(Stored items)
■ ■ ■
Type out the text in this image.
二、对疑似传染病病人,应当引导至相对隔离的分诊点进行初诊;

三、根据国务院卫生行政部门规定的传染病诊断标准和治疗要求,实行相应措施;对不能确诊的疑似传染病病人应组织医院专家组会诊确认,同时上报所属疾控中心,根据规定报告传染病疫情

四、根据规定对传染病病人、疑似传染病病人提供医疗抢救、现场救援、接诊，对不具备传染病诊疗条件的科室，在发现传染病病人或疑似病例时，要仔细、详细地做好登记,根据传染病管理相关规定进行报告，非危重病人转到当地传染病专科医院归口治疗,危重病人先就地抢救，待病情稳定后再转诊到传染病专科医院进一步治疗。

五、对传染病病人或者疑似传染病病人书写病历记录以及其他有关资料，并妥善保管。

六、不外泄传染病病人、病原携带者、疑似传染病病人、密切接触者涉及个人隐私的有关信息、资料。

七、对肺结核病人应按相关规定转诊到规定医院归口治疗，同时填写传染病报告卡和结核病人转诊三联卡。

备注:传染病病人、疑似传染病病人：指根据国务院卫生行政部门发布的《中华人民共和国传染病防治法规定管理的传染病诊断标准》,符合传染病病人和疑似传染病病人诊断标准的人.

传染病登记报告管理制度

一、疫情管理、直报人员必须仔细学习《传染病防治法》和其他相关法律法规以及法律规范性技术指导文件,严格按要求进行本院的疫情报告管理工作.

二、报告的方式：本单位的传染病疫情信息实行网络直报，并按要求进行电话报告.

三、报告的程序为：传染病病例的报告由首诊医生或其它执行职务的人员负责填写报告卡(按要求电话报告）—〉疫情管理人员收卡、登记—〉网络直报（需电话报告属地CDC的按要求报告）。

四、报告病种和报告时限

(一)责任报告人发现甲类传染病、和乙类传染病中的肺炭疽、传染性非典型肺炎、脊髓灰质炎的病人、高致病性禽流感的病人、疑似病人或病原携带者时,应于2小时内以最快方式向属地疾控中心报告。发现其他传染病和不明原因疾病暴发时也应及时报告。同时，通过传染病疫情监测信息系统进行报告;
■ ■ ■
* _THE PROBLEM_: Extract the full set of entries word for word.

* _ANSWER BELOW_:
Type out the text in this image.
二、对疑似传染病病人,应当引导至相对隔离的分诊点进行初诊;

三、根据国务院卫生行政部门规定的传染病诊断标准和治疗要求,实行相应措施;对不能确诊的疑似传染病病人应组织医院专家组会诊确认,同时上报所属疾控中心,根据规定报告传染病疫情

四、根据规定对传染病病人、疑似传染病病人提供医疗抢救、现场救援、接诊，对不具备传染病诊疗条件的科室，在发现传染病病人或疑似病例时，要仔细、详细地做好登记,根据传染病管理相关规定进行报告，非危重病人转到当地传染病专科医院归口治疗,危重病人先就地抢救，待病情稳定后再转诊到传染病专科医院进一步治疗。

五、对传染病病人或者疑似传染病病人书写病历记录以及其他有关资料，并妥善保管。

六、不外泄传染病病人、病原携带者、疑似传染病病人、密切接触者涉及个人隐私的有关信息、资料。

七、对肺结核病人应按相关规定转诊到规定医院归口治疗，同时填写传染病报告卡和结核病人转诊三联卡。

备注:传染病病人、疑似传染病病人：指根据国务院卫生行政部门发布的《中华人民共和国传染病防治法规定管理的传染病诊断标准》,符合传染病病人和疑似传染病病人诊断标准的人.

传染病登记报告管理制度

一、疫情管理、直报人员必须仔细学习《传染病防治法》和其他相关法律法规以及法律规范性技术指导文件,严格按要求进行本院的疫情报告管理工作.

二、报告的方式：本单位的传染病疫情信息实行网络直报，并按要求进行电话报告.

三、报告的程序为：传染病病例的报告由首诊医生或其它执行职务的人员负责填写报告卡(按要求电话报告）—〉疫情管理人员收卡、登记—〉网络直报（需电话报告属地CDC的按要求报告）。

四、报告病种和报告时限

(一)责任报告人发现甲类传染病、和乙类传染病中的肺炭疽、传染性非典型肺炎、脊髓灰质炎的病人、高致病性禽流感的病人、疑似病人或病原携带者时,应于2小时内以最快方式向属地疾控中心报告。发现其他传染病和不明原因疾病暴发时也应及时报告。同时，通过传染病疫情监测信息系统进行报告;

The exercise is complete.